## Description of the task:
Can you find the lines of the listing that include "onwards" and copy every one?

Dataset records:
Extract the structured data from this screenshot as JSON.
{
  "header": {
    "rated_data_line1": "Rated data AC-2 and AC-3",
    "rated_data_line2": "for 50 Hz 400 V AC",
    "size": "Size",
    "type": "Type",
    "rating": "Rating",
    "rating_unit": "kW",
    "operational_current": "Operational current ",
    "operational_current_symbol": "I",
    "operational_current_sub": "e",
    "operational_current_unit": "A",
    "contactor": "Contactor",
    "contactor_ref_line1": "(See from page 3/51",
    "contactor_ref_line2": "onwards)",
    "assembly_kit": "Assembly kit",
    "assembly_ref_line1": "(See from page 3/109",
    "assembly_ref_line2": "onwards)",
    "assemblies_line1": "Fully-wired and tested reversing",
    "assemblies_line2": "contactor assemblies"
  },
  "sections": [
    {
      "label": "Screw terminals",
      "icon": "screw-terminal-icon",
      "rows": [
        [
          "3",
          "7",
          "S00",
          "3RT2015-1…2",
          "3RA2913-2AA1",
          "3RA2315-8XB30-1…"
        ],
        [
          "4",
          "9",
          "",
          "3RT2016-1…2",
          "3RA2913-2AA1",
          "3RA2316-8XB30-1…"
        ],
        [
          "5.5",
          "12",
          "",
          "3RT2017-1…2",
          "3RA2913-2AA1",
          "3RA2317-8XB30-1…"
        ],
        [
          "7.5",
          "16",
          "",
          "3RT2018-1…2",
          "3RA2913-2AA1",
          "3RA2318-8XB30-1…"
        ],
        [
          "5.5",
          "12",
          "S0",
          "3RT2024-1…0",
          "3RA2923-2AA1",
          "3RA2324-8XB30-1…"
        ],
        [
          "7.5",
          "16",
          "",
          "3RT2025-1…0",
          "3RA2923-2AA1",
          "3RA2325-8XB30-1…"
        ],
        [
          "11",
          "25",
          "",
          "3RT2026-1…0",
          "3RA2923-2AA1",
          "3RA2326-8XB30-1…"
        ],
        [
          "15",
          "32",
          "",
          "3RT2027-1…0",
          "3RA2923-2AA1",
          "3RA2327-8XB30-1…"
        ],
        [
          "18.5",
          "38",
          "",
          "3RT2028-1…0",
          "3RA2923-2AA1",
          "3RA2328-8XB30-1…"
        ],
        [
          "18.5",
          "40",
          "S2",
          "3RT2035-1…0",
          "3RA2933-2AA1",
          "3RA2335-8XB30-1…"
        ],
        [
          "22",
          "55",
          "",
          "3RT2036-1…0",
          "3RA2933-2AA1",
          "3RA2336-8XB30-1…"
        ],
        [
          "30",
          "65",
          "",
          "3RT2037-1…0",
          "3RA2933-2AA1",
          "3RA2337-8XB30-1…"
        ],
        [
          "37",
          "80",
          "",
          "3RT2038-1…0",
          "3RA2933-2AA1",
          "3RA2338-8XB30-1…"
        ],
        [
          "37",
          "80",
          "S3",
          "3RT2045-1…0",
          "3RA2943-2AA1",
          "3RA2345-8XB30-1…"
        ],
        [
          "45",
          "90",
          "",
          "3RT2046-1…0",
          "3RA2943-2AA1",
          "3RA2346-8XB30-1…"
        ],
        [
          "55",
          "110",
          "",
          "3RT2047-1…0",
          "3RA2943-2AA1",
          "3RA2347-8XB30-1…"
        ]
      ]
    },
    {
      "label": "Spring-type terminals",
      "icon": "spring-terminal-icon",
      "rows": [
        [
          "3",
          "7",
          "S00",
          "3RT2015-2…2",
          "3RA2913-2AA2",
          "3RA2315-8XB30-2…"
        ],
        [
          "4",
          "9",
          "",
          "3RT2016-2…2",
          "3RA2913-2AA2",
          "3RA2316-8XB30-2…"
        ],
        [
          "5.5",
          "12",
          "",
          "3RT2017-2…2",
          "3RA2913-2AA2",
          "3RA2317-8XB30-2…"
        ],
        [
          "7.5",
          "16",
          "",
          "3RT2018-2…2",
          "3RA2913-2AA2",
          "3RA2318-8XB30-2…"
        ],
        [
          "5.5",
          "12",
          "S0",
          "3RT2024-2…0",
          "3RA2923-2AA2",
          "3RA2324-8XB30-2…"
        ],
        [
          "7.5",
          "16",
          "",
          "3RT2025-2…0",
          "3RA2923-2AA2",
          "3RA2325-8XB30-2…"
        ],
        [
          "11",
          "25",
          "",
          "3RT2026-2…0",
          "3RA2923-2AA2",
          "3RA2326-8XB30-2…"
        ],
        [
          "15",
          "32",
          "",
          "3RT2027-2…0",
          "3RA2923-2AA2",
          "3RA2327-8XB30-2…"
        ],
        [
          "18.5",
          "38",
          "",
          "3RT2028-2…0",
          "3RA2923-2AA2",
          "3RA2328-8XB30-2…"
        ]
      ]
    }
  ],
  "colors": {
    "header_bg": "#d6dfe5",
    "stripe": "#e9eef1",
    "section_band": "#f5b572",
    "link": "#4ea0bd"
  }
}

## Response below:
    "contactor_ref_line2": "onwards)",
    "assembly_ref_line2": "onwards)",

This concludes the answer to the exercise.